- _Objective_
Transcribe each line of the material as it is, and drop any picture.

- _Supplied material_
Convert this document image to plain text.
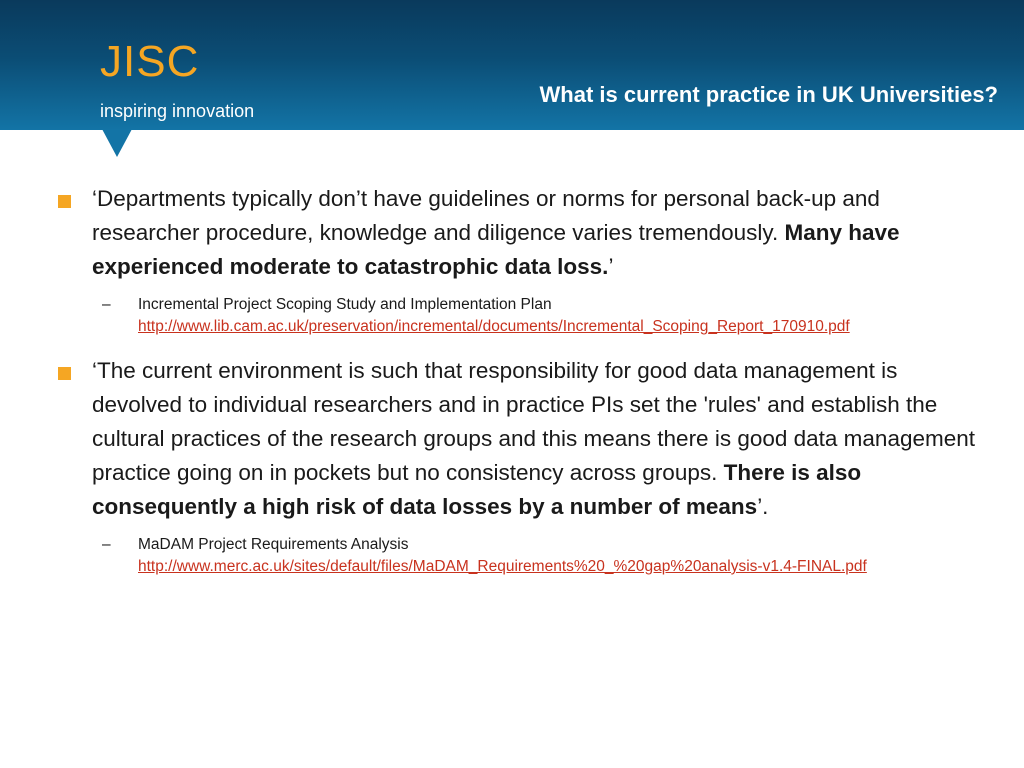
JISC
inspiring innovation
What is current practice in UK Universities?
‘Departments typically don’t have guidelines or norms for personal back-up and researcher procedure, knowledge and diligence varies tremendously. Many have experienced moderate to catastrophic data loss.’
– Incremental Project Scoping Study and Implementation Plan
http://www.lib.cam.ac.uk/preservation/incremental/documents/Incremental_Scoping_Report_170910.pdf
‘The current environment is such that responsibility for good data management is devolved to individual researchers and in practice PIs set the 'rules' and establish the cultural practices of the research groups and this means there is good data management practice going on in pockets but no consistency across groups. There is also consequently a high risk of data losses by a number of means’.
– MaDAM Project Requirements Analysis
http://www.merc.ac.uk/sites/default/files/MaDAM_Requirements%20_%20gap%20analysis-v1.4-FINAL.pdf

- _Response_
Convert this document image to plain text.
JISC
inspiring innovation
What is current practice in UK Universities?
‘Departments typically don’t have guidelines or norms for personal back-up and researcher procedure, knowledge and diligence varies tremendously. Many have experienced moderate to catastrophic data loss.’
– Incremental Project Scoping Study and Implementation Plan
http://www.lib.cam.ac.uk/preservation/incremental/documents/Incremental_Scoping_Report_170910.pdf
‘The current environment is such that responsibility for good data management is devolved to individual researchers and in practice PIs set the 'rules' and establish the cultural practices of the research groups and this means there is good data management practice going on in pockets but no consistency across groups. There is also consequently a high risk of data losses by a number of means’.
– MaDAM Project Requirements Analysis
http://www.merc.ac.uk/sites/default/files/MaDAM_Requirements%20_%20gap%20analysis-v1.4-FINAL.pdf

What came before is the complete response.